Page records with their text
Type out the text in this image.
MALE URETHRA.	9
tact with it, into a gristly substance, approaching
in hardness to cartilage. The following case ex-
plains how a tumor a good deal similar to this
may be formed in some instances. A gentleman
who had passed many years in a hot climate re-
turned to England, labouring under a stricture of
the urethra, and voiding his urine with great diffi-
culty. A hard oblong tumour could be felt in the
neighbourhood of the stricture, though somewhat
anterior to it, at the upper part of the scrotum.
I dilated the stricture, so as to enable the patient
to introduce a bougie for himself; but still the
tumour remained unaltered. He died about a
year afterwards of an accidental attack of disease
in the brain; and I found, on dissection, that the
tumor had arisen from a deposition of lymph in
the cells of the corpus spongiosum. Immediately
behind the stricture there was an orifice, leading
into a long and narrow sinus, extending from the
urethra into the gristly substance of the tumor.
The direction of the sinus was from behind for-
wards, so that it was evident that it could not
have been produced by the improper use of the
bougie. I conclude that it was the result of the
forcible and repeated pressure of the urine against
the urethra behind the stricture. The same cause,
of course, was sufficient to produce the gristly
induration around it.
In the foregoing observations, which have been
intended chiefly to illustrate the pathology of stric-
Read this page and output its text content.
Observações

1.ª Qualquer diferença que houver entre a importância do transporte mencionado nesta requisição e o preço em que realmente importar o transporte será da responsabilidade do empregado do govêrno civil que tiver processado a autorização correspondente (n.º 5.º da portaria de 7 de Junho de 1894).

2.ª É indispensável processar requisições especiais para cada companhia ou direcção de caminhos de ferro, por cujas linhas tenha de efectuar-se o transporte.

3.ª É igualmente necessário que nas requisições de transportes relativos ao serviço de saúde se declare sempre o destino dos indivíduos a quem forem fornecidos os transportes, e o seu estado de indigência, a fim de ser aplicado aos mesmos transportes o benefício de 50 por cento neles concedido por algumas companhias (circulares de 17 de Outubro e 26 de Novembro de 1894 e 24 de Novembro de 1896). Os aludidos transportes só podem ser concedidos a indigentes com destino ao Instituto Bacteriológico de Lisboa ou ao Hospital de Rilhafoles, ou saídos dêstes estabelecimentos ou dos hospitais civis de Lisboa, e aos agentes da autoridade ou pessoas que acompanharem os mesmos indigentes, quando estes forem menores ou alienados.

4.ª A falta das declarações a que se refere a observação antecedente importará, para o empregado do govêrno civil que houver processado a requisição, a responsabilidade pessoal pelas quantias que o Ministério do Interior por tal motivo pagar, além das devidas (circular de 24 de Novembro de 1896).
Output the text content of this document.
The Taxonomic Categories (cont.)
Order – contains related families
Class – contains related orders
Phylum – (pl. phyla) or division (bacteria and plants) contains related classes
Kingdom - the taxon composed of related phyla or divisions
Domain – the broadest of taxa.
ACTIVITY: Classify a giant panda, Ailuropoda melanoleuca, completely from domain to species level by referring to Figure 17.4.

§ WHAT NEEDS TO BE DONE
Copy from the line with "Output the text content of this document." to the final line of the records, inclusive, and add nothing else.

§ YOUR SOLUTION
Output the text content of this document.
The Taxonomic Categories (cont.)
Order – contains related families
Class – contains related orders
Phylum – (pl. phyla) or division (bacteria and plants) contains related classes
Kingdom - the taxon composed of related phyla or divisions
Domain – the broadest of taxa.
ACTIVITY: Classify a giant panda, Ailuropoda melanoleuca, completely from domain to species level by referring to Figure 17.4.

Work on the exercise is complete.